— Start of Stored data —

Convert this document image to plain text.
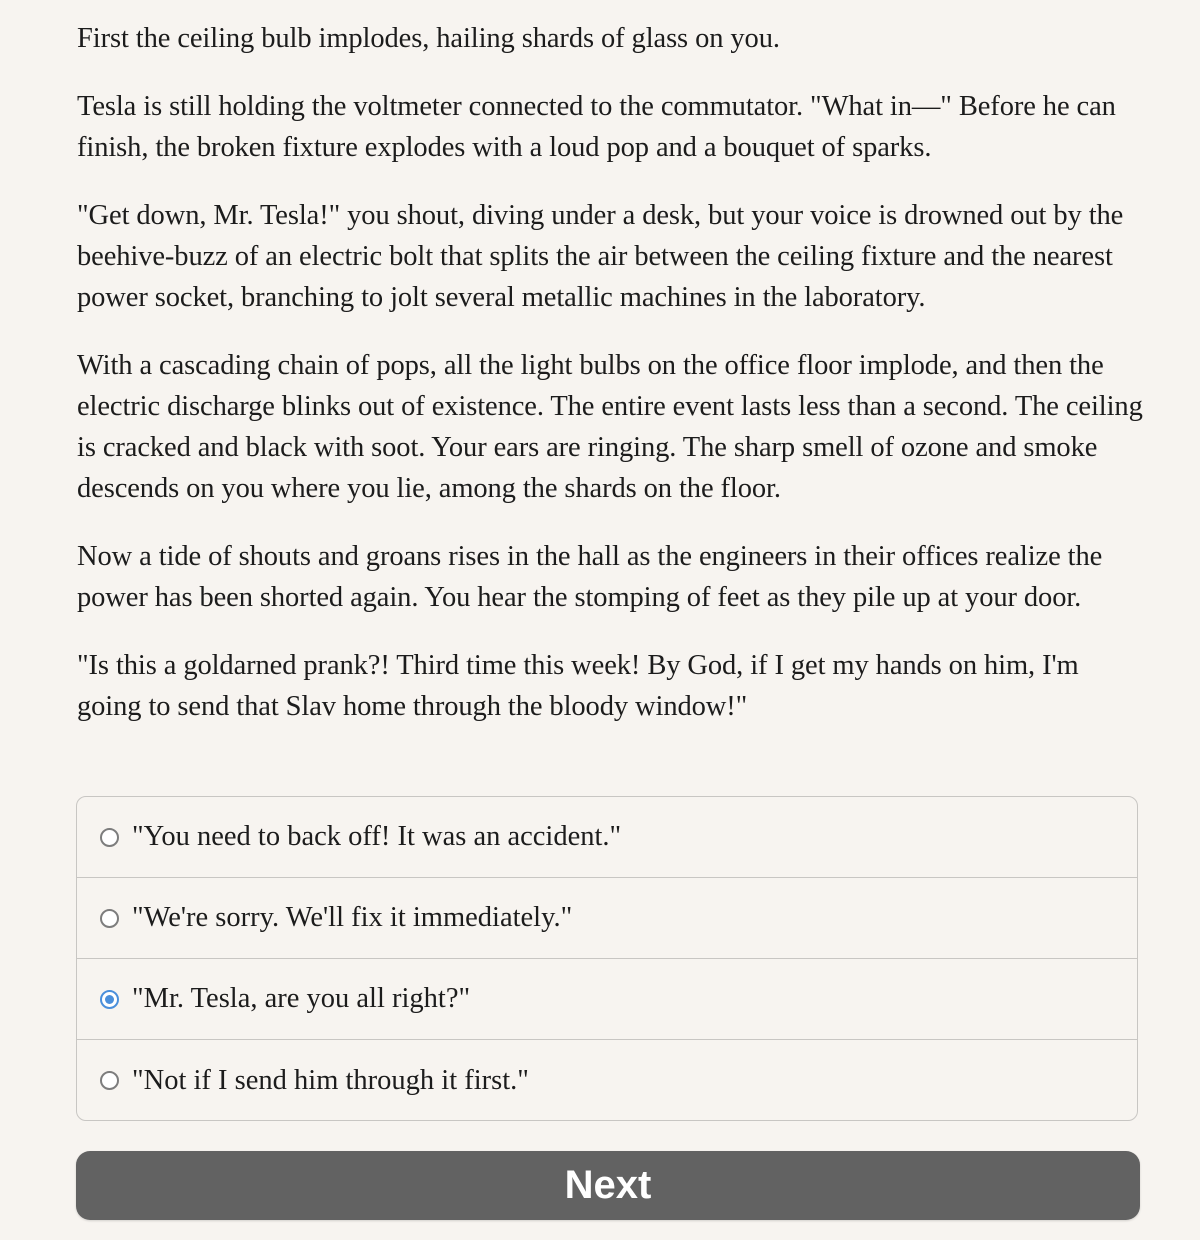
First the ceiling bulb implodes, hailing shards of glass on you.

Tesla is still holding the voltmeter connected to the commutator. "What in—" Before he can finish, the broken fixture explodes with a loud pop and a bouquet of sparks.

"Get down, Mr. Tesla!" you shout, diving under a desk, but your voice is drowned out by the beehive-buzz of an electric bolt that splits the air between the ceiling fixture and the nearest power socket, branching to jolt several metallic machines in the laboratory.

With a cascading chain of pops, all the light bulbs on the office floor implode, and then the electric discharge blinks out of existence. The entire event lasts less than a second. The ceiling is cracked and black with soot. Your ears are ringing. The sharp smell of ozone and smoke descends on you where you lie, among the shards on the floor.

Now a tide of shouts and groans rises in the hall as the engineers in their offices realize the power has been shorted again. You hear the stomping of feet as they pile up at your door.

"Is this a goldarned prank?! Third time this week! By God, if I get my hands on him, I'm going to send that Slav home through the bloody window!"

"You need to back off! It was an accident."
"We're sorry. We'll fix it immediately."
"Mr. Tesla, are you all right?"
"Not if I send him through it first."
Next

— End of Stored data —

#### [Written problem]
Output the records above exactly as they are, leaving out the pictures.

#### [Final answer]
Convert this document image to plain text.
First the ceiling bulb implodes, hailing shards of glass on you.

Tesla is still holding the voltmeter connected to the commutator. "What in—" Before he can finish, the broken fixture explodes with a loud pop and a bouquet of sparks.

"Get down, Mr. Tesla!" you shout, diving under a desk, but your voice is drowned out by the beehive-buzz of an electric bolt that splits the air between the ceiling fixture and the nearest power socket, branching to jolt several metallic machines in the laboratory.

With a cascading chain of pops, all the light bulbs on the office floor implode, and then the electric discharge blinks out of existence. The entire event lasts less than a second. The ceiling is cracked and black with soot. Your ears are ringing. The sharp smell of ozone and smoke descends on you where you lie, among the shards on the floor.

Now a tide of shouts and groans rises in the hall as the engineers in their offices realize the power has been shorted again. You hear the stomping of feet as they pile up at your door.

"Is this a goldarned prank?! Third time this week! By God, if I get my hands on him, I'm going to send that Slav home through the bloody window!"

"You need to back off! It was an accident."
"We're sorry. We'll fix it immediately."
"Mr. Tesla, are you all right?"
"Not if I send him through it first."
Next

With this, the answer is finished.